__Given problem__:
Every line holding the string "content" should be gathered.

☆ ☆ ☆ ☆ ☆

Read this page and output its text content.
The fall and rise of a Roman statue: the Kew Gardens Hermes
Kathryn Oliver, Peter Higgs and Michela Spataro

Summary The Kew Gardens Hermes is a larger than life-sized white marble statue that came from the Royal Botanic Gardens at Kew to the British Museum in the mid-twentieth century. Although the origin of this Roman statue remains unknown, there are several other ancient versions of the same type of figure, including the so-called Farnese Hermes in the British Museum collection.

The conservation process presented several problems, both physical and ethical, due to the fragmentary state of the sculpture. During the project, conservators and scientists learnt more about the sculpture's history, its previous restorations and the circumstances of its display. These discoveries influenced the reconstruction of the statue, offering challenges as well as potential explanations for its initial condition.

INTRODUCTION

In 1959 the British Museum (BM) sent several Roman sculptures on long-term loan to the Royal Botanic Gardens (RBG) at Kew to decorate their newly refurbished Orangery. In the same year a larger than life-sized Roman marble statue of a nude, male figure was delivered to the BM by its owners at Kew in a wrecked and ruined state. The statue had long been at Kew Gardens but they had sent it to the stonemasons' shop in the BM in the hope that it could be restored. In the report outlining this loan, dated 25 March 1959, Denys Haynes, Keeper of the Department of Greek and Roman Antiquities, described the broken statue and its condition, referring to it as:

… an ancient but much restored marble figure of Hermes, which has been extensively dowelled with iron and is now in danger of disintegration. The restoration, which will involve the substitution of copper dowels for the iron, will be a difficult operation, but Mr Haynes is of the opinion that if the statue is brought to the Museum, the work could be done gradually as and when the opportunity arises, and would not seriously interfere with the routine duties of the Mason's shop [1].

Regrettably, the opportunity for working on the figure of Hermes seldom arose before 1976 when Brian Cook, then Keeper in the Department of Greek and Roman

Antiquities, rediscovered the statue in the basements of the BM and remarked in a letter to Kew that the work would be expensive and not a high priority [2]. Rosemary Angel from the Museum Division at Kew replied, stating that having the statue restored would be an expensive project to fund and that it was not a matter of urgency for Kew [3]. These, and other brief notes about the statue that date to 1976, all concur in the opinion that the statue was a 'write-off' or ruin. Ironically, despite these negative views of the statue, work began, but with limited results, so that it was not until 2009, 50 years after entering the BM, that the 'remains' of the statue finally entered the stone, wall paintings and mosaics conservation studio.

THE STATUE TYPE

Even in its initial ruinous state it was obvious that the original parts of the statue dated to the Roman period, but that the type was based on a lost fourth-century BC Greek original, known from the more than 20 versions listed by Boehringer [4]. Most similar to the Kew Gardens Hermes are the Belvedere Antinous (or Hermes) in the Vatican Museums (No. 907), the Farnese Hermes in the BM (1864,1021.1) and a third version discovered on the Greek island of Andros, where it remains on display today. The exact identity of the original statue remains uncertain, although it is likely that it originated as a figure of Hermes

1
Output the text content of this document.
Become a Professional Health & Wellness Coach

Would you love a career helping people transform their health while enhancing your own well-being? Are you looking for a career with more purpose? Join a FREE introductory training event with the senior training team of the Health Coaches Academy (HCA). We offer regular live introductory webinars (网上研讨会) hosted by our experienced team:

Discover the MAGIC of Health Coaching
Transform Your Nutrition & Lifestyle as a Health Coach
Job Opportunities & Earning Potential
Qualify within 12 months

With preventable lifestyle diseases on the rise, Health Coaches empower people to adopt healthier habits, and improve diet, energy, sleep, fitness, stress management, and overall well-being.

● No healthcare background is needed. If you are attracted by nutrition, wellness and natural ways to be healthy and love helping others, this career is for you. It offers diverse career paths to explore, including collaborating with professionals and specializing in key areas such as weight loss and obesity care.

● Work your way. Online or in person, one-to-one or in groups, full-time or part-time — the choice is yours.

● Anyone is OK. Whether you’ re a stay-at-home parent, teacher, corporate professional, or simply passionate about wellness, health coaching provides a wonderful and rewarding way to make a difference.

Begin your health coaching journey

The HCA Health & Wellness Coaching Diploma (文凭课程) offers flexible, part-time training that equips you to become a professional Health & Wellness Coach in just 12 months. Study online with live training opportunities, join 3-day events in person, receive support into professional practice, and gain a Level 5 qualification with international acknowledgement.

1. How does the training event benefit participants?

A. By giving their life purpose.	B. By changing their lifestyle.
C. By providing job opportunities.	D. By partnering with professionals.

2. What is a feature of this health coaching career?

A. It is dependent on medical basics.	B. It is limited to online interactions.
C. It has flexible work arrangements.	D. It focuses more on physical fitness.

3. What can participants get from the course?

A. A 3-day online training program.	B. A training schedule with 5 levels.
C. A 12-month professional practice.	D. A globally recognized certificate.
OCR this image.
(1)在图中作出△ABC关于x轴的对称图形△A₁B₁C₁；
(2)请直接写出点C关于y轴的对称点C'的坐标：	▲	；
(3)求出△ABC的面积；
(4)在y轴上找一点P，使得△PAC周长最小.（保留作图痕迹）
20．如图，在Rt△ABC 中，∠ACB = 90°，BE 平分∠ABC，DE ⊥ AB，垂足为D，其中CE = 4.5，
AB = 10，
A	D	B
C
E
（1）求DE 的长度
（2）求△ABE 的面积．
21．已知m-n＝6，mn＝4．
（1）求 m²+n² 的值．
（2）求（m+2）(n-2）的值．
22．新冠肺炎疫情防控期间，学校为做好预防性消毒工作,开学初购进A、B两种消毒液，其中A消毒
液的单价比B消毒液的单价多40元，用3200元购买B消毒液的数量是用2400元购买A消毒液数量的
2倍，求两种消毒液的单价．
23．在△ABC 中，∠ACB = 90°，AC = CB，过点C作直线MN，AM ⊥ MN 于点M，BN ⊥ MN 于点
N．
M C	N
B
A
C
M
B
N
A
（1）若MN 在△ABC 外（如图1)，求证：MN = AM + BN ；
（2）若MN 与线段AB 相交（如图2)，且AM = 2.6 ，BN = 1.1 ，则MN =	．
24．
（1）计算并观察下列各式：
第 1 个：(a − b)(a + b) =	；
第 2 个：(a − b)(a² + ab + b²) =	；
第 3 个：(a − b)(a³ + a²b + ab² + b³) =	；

☆ ☆ ☆ ☆ ☆

__Exercise result__:
Read this page and output its text content.
Output the text content of this document.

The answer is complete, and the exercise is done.